PROBLEM TO WORK ON: Transcribe, word for word, all of the entries below, and exclude any pictures from the copy.
Segment Open
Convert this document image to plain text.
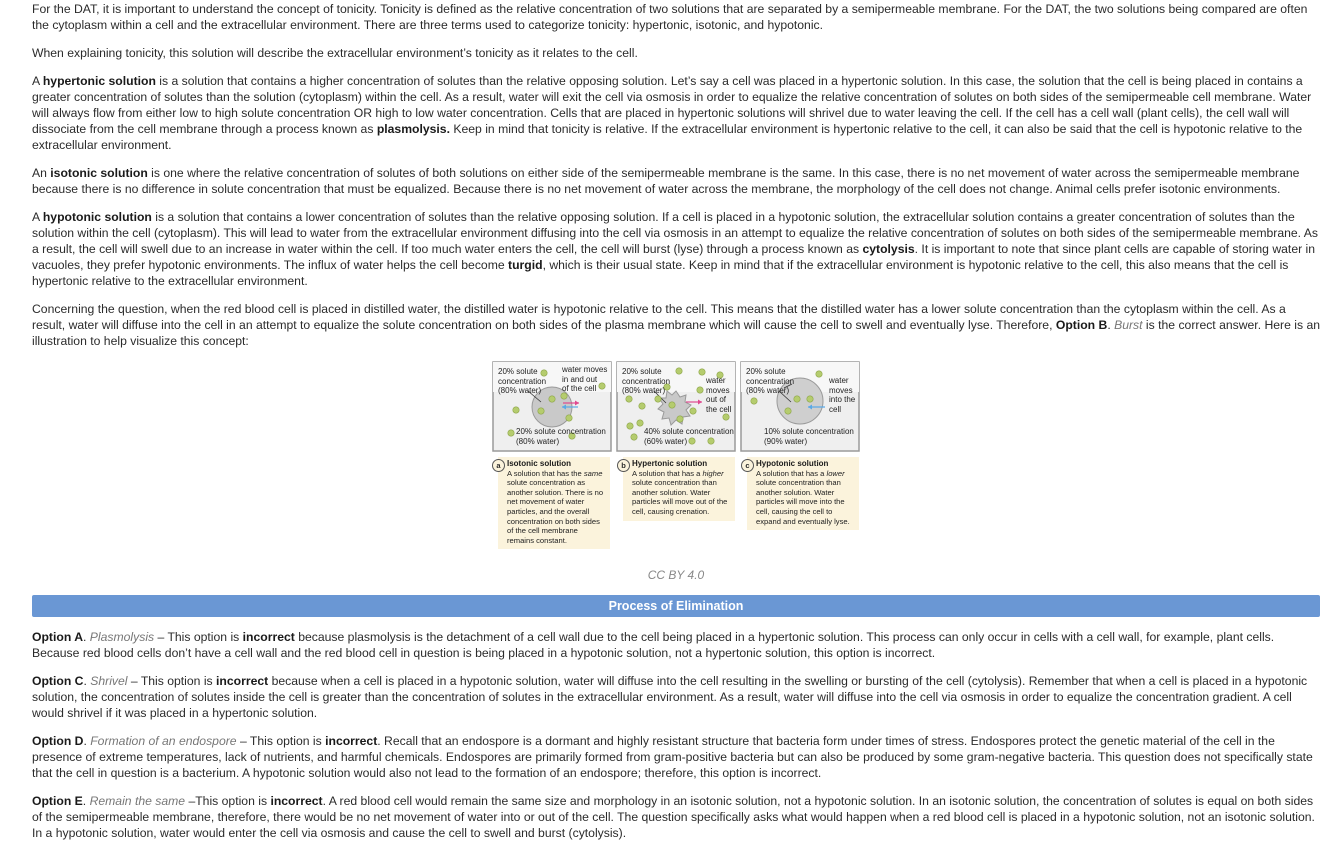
For the DAT, it is important to understand the concept of tonicity. Tonicity is defined as the relative concentration of two solutions that are separated by a semipermeable membrane. For the DAT, the two solutions being compared are often the cytoplasm within a cell and the extracellular environment. There are three terms used to categorize tonicity: hypertonic, isotonic, and hypotonic.

When explaining tonicity, this solution will describe the extracellular environment’s tonicity as it relates to the cell.

A hypertonic solution is a solution that contains a higher concentration of solutes than the relative opposing solution. Let’s say a cell was placed in a hypertonic solution. In this case, the solution that the cell is being placed in contains a greater concentration of solutes than the solution (cytoplasm) within the cell. As a result, water will exit the cell via osmosis in order to equalize the relative concentration of solutes on both sides of the semipermeable cell membrane. Water will always flow from either low to high solute concentration OR high to low water concentration. Cells that are placed in hypertonic solutions will shrivel due to water leaving the cell. If the cell has a cell wall (plant cells), the cell wall will dissociate from the cell membrane through a process known as plasmolysis. Keep in mind that tonicity is relative. If the extracellular environment is hypertonic relative to the cell, it can also be said that the cell is hypotonic relative to the extracellular environment.

An isotonic solution is one where the relative concentration of solutes of both solutions on either side of the semipermeable membrane is the same. In this case, there is no net movement of water across the semipermeable membrane because there is no difference in solute concentration that must be equalized. Because there is no net movement of water across the membrane, the morphology of the cell does not change. Animal cells prefer isotonic environments.

A hypotonic solution is a solution that contains a lower concentration of solutes than the relative opposing solution. If a cell is placed in a hypotonic solution, the extracellular solution contains a greater concentration of solutes than the solution within the cell (cytoplasm). This will lead to water from the extracellular environment diffusing into the cell via osmosis in an attempt to equalize the relative concentration of solutes on both sides of the semipermeable membrane. As a result, the cell will swell due to an increase in water within the cell. If too much water enters the cell, the cell will burst (lyse) through a process known as cytolysis. It is important to note that since plant cells are capable of storing water in vacuoles, they prefer hypotonic environments. The influx of water helps the cell become turgid, which is their usual state. Keep in mind that if the extracellular environment is hypotonic relative to the cell, this also means that the cell is hypertonic relative to the extracellular environment.

Concerning the question, when the red blood cell is placed in distilled water, the distilled water is hypotonic relative to the cell. This means that the distilled water has a lower solute concentration than the cytoplasm within the cell. As a result, water will diffuse into the cell in an attempt to equalize the solute concentration on both sides of the plasma membrane which will cause the cell to swell and eventually lyse. Therefore, Option B. Burst is the correct answer. Here is an illustration to help visualize this concept:

20% solute
concentration
(80% water)
water moves
in and out
of the cell
20% solute concentration
(80% water)
20% solute
concentration
(80% water)
water
moves
out of
the cell
40% solute concentration
(60% water)
20% solute
concentration
(80% water)
water
moves
into the
cell
10% solute concentration
(90% water)
Isotonic solution
A solution that has the same solute concentration as another solution. There is no net movement of water particles, and the overall concentration on both sides of the cell membrane remains constant.
a	Hypertonic solution
A solution that has a higher solute concentration than another solution. Water particles will move out of the cell, causing crenation.
b	Hypotonic solution
A solution that has a lower solute concentration than another solution. Water particles will move into the cell, causing the cell to expand and eventually lyse.
c
CC BY 4.0
Process of Elimination

Option A. Plasmolysis – This option is incorrect because plasmolysis is the detachment of a cell wall due to the cell being placed in a hypertonic solution. This process can only occur in cells with a cell wall, for example, plant cells. Because red blood cells don’t have a cell wall and the red blood cell in question is being placed in a hypotonic solution, not a hypertonic solution, this option is incorrect.

Option C. Shrivel – This option is incorrect because when a cell is placed in a hypotonic solution, water will diffuse into the cell resulting in the swelling or bursting of the cell (cytolysis). Remember that when a cell is placed in a hypotonic solution, the concentration of solutes inside the cell is greater than the concentration of solutes in the extracellular environment. As a result, water will diffuse into the cell via osmosis in order to equalize the concentration gradient. A cell would shrivel if it was placed in a hypertonic solution.

Option D. Formation of an endospore – This option is incorrect. Recall that an endospore is a dormant and highly resistant structure that bacteria form under times of stress. Endospores protect the genetic material of the cell in the presence of extreme temperatures, lack of nutrients, and harmful chemicals. Endospores are primarily formed from gram-positive bacteria but can also be produced by some gram-negative bacteria. This question does not specifically state that the cell in question is a bacterium. A hypotonic solution would also not lead to the formation of an endospore; therefore, this option is incorrect.

Option E. Remain the same –This option is incorrect. A red blood cell would remain the same size and morphology in an isotonic solution, not a hypotonic solution. In an isotonic solution, the concentration of solutes is equal on both sides of the semipermeable membrane, therefore, there would be no net movement of water into or out of the cell. The question specifically asks what would happen when a red blood cell is placed in a hypotonic solution, not an isotonic solution. In a hypotonic solution, water would enter the cell via osmosis and cause the cell to swell and burst (cytolysis).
Segment Closed
TASK ANSWER:
Convert this document image to plain text.
For the DAT, it is important to understand the concept of tonicity. Tonicity is defined as the relative concentration of two solutions that are separated by a semipermeable membrane. For the DAT, the two solutions being compared are often the cytoplasm within a cell and the extracellular environment. There are three terms used to categorize tonicity: hypertonic, isotonic, and hypotonic.

When explaining tonicity, this solution will describe the extracellular environment’s tonicity as it relates to the cell.

A hypertonic solution is a solution that contains a higher concentration of solutes than the relative opposing solution. Let’s say a cell was placed in a hypertonic solution. In this case, the solution that the cell is being placed in contains a greater concentration of solutes than the solution (cytoplasm) within the cell. As a result, water will exit the cell via osmosis in order to equalize the relative concentration of solutes on both sides of the semipermeable cell membrane. Water will always flow from either low to high solute concentration OR high to low water concentration. Cells that are placed in hypertonic solutions will shrivel due to water leaving the cell. If the cell has a cell wall (plant cells), the cell wall will dissociate from the cell membrane through a process known as plasmolysis. Keep in mind that tonicity is relative. If the extracellular environment is hypertonic relative to the cell, it can also be said that the cell is hypotonic relative to the extracellular environment.

An isotonic solution is one where the relative concentration of solutes of both solutions on either side of the semipermeable membrane is the same. In this case, there is no net movement of water across the semipermeable membrane because there is no difference in solute concentration that must be equalized. Because there is no net movement of water across the membrane, the morphology of the cell does not change. Animal cells prefer isotonic environments.

A hypotonic solution is a solution that contains a lower concentration of solutes than the relative opposing solution. If a cell is placed in a hypotonic solution, the extracellular solution contains a greater concentration of solutes than the solution within the cell (cytoplasm). This will lead to water from the extracellular environment diffusing into the cell via osmosis in an attempt to equalize the relative concentration of solutes on both sides of the semipermeable membrane. As a result, the cell will swell due to an increase in water within the cell. If too much water enters the cell, the cell will burst (lyse) through a process known as cytolysis. It is important to note that since plant cells are capable of storing water in vacuoles, they prefer hypotonic environments. The influx of water helps the cell become turgid, which is their usual state. Keep in mind that if the extracellular environment is hypotonic relative to the cell, this also means that the cell is hypertonic relative to the extracellular environment.

Concerning the question, when the red blood cell is placed in distilled water, the distilled water is hypotonic relative to the cell. This means that the distilled water has a lower solute concentration than the cytoplasm within the cell. As a result, water will diffuse into the cell in an attempt to equalize the solute concentration on both sides of the plasma membrane which will cause the cell to swell and eventually lyse. Therefore, Option B. Burst is the correct answer. Here is an illustration to help visualize this concept:

20% solute
concentration
(80% water)
water moves
in and out
of the cell
20% solute concentration
(80% water)
20% solute
concentration
(80% water)
water
moves
out of
the cell
40% solute concentration
(60% water)
20% solute
concentration
(80% water)
water
moves
into the
cell
10% solute concentration
(90% water)
Isotonic solution
A solution that has the same solute concentration as another solution. There is no net movement of water particles, and the overall concentration on both sides of the cell membrane remains constant.
a	Hypertonic solution
A solution that has a higher solute concentration than another solution. Water particles will move out of the cell, causing crenation.
b	Hypotonic solution
A solution that has a lower solute concentration than another solution. Water particles will move into the cell, causing the cell to expand and eventually lyse.
c
CC BY 4.0
Process of Elimination

Option A. Plasmolysis – This option is incorrect because plasmolysis is the detachment of a cell wall due to the cell being placed in a hypertonic solution. This process can only occur in cells with a cell wall, for example, plant cells. Because red blood cells don’t have a cell wall and the red blood cell in question is being placed in a hypotonic solution, not a hypertonic solution, this option is incorrect.

Option C. Shrivel – This option is incorrect because when a cell is placed in a hypotonic solution, water will diffuse into the cell resulting in the swelling or bursting of the cell (cytolysis). Remember that when a cell is placed in a hypotonic solution, the concentration of solutes inside the cell is greater than the concentration of solutes in the extracellular environment. As a result, water will diffuse into the cell via osmosis in order to equalize the concentration gradient. A cell would shrivel if it was placed in a hypertonic solution.

Option D. Formation of an endospore – This option is incorrect. Recall that an endospore is a dormant and highly resistant structure that bacteria form under times of stress. Endospores protect the genetic material of the cell in the presence of extreme temperatures, lack of nutrients, and harmful chemicals. Endospores are primarily formed from gram-positive bacteria but can also be produced by some gram-negative bacteria. This question does not specifically state that the cell in question is a bacterium. A hypotonic solution would also not lead to the formation of an endospore; therefore, this option is incorrect.

Option E. Remain the same –This option is incorrect. A red blood cell would remain the same size and morphology in an isotonic solution, not a hypotonic solution. In an isotonic solution, the concentration of solutes is equal on both sides of the semipermeable membrane, therefore, there would be no net movement of water into or out of the cell. The question specifically asks what would happen when a red blood cell is placed in a hypotonic solution, not an isotonic solution. In a hypotonic solution, water would enter the cell via osmosis and cause the cell to swell and burst (cytolysis).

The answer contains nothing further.